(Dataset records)
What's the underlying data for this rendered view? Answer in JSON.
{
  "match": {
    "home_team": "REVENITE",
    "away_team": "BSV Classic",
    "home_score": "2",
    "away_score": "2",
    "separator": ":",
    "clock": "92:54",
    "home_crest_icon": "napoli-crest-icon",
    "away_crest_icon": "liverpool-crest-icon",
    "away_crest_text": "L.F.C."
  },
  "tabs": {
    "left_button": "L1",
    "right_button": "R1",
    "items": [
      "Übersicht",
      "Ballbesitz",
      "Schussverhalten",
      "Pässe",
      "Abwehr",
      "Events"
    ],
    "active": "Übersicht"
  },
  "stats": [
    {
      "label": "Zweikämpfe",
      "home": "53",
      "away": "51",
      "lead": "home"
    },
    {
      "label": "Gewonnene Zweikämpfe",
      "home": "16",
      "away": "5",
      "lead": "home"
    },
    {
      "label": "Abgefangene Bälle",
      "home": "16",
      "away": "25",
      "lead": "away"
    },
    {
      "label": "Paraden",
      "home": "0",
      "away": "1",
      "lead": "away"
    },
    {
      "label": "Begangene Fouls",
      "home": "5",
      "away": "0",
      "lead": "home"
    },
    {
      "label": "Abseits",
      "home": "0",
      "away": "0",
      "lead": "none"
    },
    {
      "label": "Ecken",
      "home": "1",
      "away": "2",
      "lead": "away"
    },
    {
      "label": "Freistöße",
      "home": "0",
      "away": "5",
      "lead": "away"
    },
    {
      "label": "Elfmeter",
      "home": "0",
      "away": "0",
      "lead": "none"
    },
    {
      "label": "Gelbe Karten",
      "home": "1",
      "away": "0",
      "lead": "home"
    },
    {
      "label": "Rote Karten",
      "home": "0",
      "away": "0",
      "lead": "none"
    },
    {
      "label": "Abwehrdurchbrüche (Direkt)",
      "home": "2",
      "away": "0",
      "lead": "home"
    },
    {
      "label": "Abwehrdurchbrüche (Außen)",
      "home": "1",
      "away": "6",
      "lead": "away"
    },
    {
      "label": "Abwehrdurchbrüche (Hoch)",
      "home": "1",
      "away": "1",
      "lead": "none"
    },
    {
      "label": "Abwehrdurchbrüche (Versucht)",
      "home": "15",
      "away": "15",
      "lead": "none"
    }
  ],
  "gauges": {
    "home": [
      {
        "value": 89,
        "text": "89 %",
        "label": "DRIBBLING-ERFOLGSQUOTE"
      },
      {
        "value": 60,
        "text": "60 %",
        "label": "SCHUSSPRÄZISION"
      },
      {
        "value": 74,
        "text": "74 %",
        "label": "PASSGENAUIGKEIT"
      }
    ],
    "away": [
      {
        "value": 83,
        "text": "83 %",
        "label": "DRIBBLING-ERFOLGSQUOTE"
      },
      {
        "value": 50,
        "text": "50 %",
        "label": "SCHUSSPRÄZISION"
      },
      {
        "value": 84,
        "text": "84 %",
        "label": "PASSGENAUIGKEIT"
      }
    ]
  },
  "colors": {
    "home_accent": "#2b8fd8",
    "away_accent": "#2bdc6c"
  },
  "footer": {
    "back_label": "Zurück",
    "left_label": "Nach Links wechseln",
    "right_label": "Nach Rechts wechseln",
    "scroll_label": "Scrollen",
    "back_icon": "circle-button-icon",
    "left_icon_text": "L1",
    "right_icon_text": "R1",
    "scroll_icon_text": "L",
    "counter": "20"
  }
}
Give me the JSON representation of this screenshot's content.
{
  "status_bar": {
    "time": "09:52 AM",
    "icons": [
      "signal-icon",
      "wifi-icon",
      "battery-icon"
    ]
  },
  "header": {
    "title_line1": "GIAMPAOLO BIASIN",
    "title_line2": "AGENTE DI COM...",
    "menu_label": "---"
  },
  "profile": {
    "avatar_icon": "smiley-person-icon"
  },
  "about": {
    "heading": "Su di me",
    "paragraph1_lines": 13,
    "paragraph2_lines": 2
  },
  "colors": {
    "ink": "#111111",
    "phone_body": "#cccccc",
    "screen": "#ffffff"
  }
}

== Goal ==
Return each entry from above without altering a single character.

== Answer to the exercise ==
What's the underlying data for this rendered view? Answer in JSON.
{
  "match": {
    "home_team": "REVENITE",
    "away_team": "BSV Classic",
    "home_score": "2",
    "away_score": "2",
    "separator": ":",
    "clock": "92:54",
    "home_crest_icon": "napoli-crest-icon",
    "away_crest_icon": "liverpool-crest-icon",
    "away_crest_text": "L.F.C."
  },
  "tabs": {
    "left_button": "L1",
    "right_button": "R1",
    "items": [
      "Übersicht",
      "Ballbesitz",
      "Schussverhalten",
      "Pässe",
      "Abwehr",
      "Events"
    ],
    "active": "Übersicht"
  },
  "stats": [
    {
      "label": "Zweikämpfe",
      "home": "53",
      "away": "51",
      "lead": "home"
    },
    {
      "label": "Gewonnene Zweikämpfe",
      "home": "16",
      "away": "5",
      "lead": "home"
    },
    {
      "label": "Abgefangene Bälle",
      "home": "16",
      "away": "25",
      "lead": "away"
    },
    {
      "label": "Paraden",
      "home": "0",
      "away": "1",
      "lead": "away"
    },
    {
      "label": "Begangene Fouls",
      "home": "5",
      "away": "0",
      "lead": "home"
    },
    {
      "label": "Abseits",
      "home": "0",
      "away": "0",
      "lead": "none"
    },
    {
      "label": "Ecken",
      "home": "1",
      "away": "2",
      "lead": "away"
    },
    {
      "label": "Freistöße",
      "home": "0",
      "away": "5",
      "lead": "away"
    },
    {
      "label": "Elfmeter",
      "home": "0",
      "away": "0",
      "lead": "none"
    },
    {
      "label": "Gelbe Karten",
      "home": "1",
      "away": "0",
      "lead": "home"
    },
    {
      "label": "Rote Karten",
      "home": "0",
      "away": "0",
      "lead": "none"
    },
    {
      "label": "Abwehrdurchbrüche (Direkt)",
      "home": "2",
      "away": "0",
      "lead": "home"
    },
    {
      "label": "Abwehrdurchbrüche (Außen)",
      "home": "1",
      "away": "6",
      "lead": "away"
    },
    {
      "label": "Abwehrdurchbrüche (Hoch)",
      "home": "1",
      "away": "1",
      "lead": "none"
    },
    {
      "label": "Abwehrdurchbrüche (Versucht)",
      "home": "15",
      "away": "15",
      "lead": "none"
    }
  ],
  "gauges": {
    "home": [
      {
        "value": 89,
        "text": "89 %",
        "label": "DRIBBLING-ERFOLGSQUOTE"
      },
      {
        "value": 60,
        "text": "60 %",
        "label": "SCHUSSPRÄZISION"
      },
      {
        "value": 74,
        "text": "74 %",
        "label": "PASSGENAUIGKEIT"
      }
    ],
    "away": [
      {
        "value": 83,
        "text": "83 %",
        "label": "DRIBBLING-ERFOLGSQUOTE"
      },
      {
        "value": 50,
        "text": "50 %",
        "label": "SCHUSSPRÄZISION"
      },
      {
        "value": 84,
        "text": "84 %",
        "label": "PASSGENAUIGKEIT"
      }
    ]
  },
  "colors": {
    "home_accent": "#2b8fd8",
    "away_accent": "#2bdc6c"
  },
  "footer": {
    "back_label": "Zurück",
    "left_label": "Nach Links wechseln",
    "right_label": "Nach Rechts wechseln",
    "scroll_label": "Scrollen",
    "back_icon": "circle-button-icon",
    "left_icon_text": "L1",
    "right_icon_text": "R1",
    "scroll_icon_text": "L",
    "counter": "20"
  }
}
Give me the JSON representation of this screenshot's content.
{
  "status_bar": {
    "time": "09:52 AM",
    "icons": [
      "signal-icon",
      "wifi-icon",
      "battery-icon"
    ]
  },
  "header": {
    "title_line1": "GIAMPAOLO BIASIN",
    "title_line2": "AGENTE DI COM...",
    "menu_label": "---"
  },
  "profile": {
    "avatar_icon": "smiley-person-icon"
  },
  "about": {
    "heading": "Su di me",
    "paragraph1_lines": 13,
    "paragraph2_lines": 2
  },
  "colors": {
    "ink": "#111111",
    "phone_body": "#cccccc",
    "screen": "#ffffff"
  }
}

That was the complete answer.